→ **RECORDS SHOWN**:
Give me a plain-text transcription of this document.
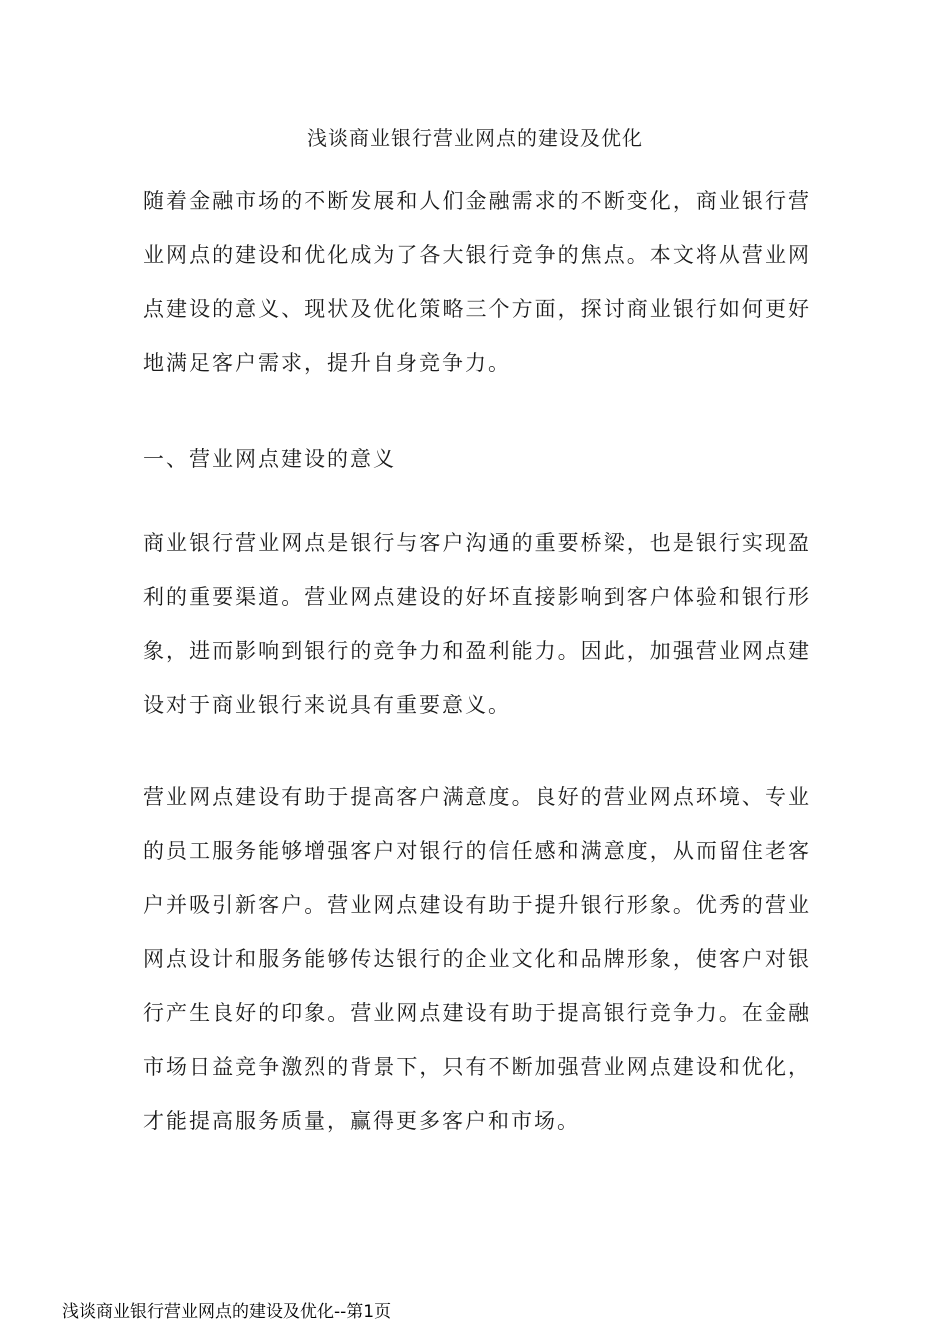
浅谈商业银行营业网点的建设及优化

随着金融市场的不断发展和人们金融需求的不断变化，商业银行营业网点的建设和优化成为了各大银行竞争的焦点。本文将从营业网点建设的意义、现状及优化策略三个方面，探讨商业银行如何更好地满足客户需求，提升自身竞争力。

一、营业网点建设的意义

商业银行营业网点是银行与客户沟通的重要桥梁，也是银行实现盈利的重要渠道。营业网点建设的好坏直接影响到客户体验和银行形象，进而影响到银行的竞争力和盈利能力。因此，加强营业网点建设对于商业银行来说具有重要意义。

营业网点建设有助于提高客户满意度。良好的营业网点环境、专业的员工服务能够增强客户对银行的信任感和满意度，从而留住老客户并吸引新客户。营业网点建设有助于提升银行形象。优秀的营业网点设计和服务能够传达银行的企业文化和品牌形象，使客户对银行产生良好的印象。营业网点建设有助于提高银行竞争力。在金融市场日益竞争激烈的背景下，只有不断加强营业网点建设和优化，才能提高服务质量，赢得更多客户和市场。

浅谈商业银行营业网点的建设及优化--第1页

→ **WHAT IS EXPECTED**: Write out the whole listing exactly, and drop the pictures.

→ **WRITTEN RESPONSE**:
Give me a plain-text transcription of this document.
浅谈商业银行营业网点的建设及优化

随着金融市场的不断发展和人们金融需求的不断变化，商业银行营业网点的建设和优化成为了各大银行竞争的焦点。本文将从营业网点建设的意义、现状及优化策略三个方面，探讨商业银行如何更好地满足客户需求，提升自身竞争力。

一、营业网点建设的意义

商业银行营业网点是银行与客户沟通的重要桥梁，也是银行实现盈利的重要渠道。营业网点建设的好坏直接影响到客户体验和银行形象，进而影响到银行的竞争力和盈利能力。因此，加强营业网点建设对于商业银行来说具有重要意义。

营业网点建设有助于提高客户满意度。良好的营业网点环境、专业的员工服务能够增强客户对银行的信任感和满意度，从而留住老客户并吸引新客户。营业网点建设有助于提升银行形象。优秀的营业网点设计和服务能够传达银行的企业文化和品牌形象，使客户对银行产生良好的印象。营业网点建设有助于提高银行竞争力。在金融市场日益竞争激烈的背景下，只有不断加强营业网点建设和优化，才能提高服务质量，赢得更多客户和市场。

浅谈商业银行营业网点的建设及优化--第1页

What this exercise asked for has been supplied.